▶ _What you have to do_
List all lines of the data containing the word "Japanese".

▶ _Dataset_
━━━━━━━━

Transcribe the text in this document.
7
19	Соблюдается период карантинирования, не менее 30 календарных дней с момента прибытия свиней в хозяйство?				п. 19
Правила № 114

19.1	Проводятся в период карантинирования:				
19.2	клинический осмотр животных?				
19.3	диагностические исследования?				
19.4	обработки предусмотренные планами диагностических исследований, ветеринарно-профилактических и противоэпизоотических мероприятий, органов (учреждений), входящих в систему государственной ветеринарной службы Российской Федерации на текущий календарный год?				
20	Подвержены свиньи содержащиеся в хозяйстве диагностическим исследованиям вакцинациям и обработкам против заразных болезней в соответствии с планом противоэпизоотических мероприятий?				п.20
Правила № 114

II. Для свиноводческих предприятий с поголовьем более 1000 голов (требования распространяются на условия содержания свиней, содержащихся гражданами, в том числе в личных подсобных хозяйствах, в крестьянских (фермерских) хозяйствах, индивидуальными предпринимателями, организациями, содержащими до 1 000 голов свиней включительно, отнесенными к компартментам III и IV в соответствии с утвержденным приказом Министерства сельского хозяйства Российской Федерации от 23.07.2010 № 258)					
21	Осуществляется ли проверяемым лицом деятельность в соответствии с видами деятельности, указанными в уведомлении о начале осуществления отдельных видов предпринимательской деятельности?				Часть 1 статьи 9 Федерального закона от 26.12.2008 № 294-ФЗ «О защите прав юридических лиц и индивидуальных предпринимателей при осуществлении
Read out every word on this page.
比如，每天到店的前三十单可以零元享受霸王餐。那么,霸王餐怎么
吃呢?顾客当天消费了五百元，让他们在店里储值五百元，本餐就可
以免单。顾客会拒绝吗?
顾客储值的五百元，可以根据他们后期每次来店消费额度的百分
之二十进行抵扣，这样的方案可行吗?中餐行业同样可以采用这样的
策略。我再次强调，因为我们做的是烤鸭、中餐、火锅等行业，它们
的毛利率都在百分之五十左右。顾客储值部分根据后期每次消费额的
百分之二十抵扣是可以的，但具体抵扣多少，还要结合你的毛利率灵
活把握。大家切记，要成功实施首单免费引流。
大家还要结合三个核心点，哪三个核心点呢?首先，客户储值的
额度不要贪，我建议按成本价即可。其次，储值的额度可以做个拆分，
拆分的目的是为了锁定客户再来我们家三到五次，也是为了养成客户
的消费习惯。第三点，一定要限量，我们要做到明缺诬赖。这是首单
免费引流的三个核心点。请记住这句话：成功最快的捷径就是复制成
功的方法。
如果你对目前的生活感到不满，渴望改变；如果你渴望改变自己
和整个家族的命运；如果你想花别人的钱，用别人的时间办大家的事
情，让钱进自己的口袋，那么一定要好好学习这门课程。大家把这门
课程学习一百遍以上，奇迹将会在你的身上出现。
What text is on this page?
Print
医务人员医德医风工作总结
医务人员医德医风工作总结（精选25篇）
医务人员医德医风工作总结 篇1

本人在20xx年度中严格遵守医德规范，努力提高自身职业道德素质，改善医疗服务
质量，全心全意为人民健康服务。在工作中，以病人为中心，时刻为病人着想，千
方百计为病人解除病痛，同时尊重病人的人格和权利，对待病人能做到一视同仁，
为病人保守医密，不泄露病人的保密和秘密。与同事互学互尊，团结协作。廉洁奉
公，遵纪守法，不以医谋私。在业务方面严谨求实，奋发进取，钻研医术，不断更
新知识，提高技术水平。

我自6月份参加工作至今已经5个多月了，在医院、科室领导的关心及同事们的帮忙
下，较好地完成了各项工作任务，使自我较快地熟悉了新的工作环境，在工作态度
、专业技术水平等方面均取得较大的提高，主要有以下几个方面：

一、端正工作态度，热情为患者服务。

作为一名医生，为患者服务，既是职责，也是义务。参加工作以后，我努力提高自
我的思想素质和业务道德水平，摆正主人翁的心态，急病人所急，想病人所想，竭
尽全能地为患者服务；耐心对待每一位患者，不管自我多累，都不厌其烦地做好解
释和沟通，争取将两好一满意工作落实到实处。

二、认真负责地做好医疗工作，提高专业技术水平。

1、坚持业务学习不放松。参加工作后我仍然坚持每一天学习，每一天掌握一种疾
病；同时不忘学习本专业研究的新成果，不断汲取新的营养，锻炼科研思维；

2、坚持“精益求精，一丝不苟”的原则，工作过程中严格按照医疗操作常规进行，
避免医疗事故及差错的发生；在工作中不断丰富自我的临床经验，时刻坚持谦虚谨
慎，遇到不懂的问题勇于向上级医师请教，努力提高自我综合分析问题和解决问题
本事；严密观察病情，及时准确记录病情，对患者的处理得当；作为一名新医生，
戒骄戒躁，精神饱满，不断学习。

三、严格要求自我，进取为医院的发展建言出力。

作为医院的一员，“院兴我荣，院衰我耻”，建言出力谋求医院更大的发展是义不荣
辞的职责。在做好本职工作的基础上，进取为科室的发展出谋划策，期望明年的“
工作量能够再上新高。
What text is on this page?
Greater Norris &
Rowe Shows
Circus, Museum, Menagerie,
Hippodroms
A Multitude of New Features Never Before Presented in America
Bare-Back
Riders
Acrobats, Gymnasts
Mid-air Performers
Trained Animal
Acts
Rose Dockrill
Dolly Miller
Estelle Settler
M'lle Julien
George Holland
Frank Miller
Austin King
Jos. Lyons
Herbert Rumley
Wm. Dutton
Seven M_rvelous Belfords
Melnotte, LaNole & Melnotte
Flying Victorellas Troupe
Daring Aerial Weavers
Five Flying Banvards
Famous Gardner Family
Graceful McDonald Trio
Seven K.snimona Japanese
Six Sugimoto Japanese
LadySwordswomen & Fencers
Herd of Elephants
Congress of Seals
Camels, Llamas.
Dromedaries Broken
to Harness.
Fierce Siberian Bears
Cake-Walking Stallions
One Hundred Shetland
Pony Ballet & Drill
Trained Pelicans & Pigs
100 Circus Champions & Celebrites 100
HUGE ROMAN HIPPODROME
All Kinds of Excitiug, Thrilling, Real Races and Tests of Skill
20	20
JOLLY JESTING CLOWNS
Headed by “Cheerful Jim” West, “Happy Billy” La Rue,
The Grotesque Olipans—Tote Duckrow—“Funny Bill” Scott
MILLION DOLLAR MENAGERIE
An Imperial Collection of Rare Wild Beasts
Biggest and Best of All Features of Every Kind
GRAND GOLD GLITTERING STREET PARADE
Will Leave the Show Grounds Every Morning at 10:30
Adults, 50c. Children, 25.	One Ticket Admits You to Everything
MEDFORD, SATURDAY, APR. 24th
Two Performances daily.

━━━━━━━━

▶ _Answer for this exercise_
Seven K.snimona Japanese
Six Sugimoto Japanese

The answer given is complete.